Stated goal 1 -
Please extract the records word for word, from their first line through the line containing "address-count: 2 адреса (368, 144, 540, 183)", with both of those lines included.

Extract -
-=-=-
Fritz Güntzler (born 6 May 1966) is a German auditor and politician of the Christian Democratic Union (CDU) who has been serving as a member of the Bundestag from the state of Lower Saxony since 2013.

Political career 
Güntzler served as a member of the Landtag of Lower Saxony from 2005 until 2008 and from 2010 until 2013. 

Güntzler first became a member of the Bundestag in the 2013 German federal election, representing Göttingen. In parliament, he is a member of the Finance Committee and the Sports Committee. He serves as his parliamentary group’s rapporteur on the property tax.
-=-=-
Data supplied -

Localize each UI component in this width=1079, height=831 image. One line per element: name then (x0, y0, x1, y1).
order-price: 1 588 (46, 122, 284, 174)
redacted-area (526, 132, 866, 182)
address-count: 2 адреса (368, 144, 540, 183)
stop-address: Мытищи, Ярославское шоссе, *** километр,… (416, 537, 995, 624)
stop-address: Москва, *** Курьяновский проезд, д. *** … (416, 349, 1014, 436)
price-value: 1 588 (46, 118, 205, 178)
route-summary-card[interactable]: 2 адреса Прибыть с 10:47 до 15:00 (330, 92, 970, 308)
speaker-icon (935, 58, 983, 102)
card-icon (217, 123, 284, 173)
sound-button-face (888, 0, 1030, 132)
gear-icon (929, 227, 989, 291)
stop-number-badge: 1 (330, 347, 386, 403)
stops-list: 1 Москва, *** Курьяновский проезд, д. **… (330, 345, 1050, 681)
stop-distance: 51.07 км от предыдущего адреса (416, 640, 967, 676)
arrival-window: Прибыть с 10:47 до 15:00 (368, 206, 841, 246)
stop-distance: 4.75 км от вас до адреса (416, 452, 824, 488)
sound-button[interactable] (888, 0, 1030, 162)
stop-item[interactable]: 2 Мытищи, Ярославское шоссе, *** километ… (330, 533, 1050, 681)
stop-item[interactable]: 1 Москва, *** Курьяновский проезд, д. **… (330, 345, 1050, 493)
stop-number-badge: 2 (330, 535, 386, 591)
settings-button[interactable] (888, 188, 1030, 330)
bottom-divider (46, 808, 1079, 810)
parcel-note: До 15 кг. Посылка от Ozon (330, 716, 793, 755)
-=-=-
Stated goal 2 -
In the text about Fritz Güntzler, which place did he represent when he first entered the Bundestag in 2013?

Final answer 1 -
Localize each UI component in this width=1079, height=831 image. One line per element: name then (x0, y0, x1, y1).
order-price: 1 588 (46, 122, 284, 174)
redacted-area (526, 132, 866, 182)
address-count: 2 адреса (368, 144, 540, 183)

Final answer 2 -
Göttingen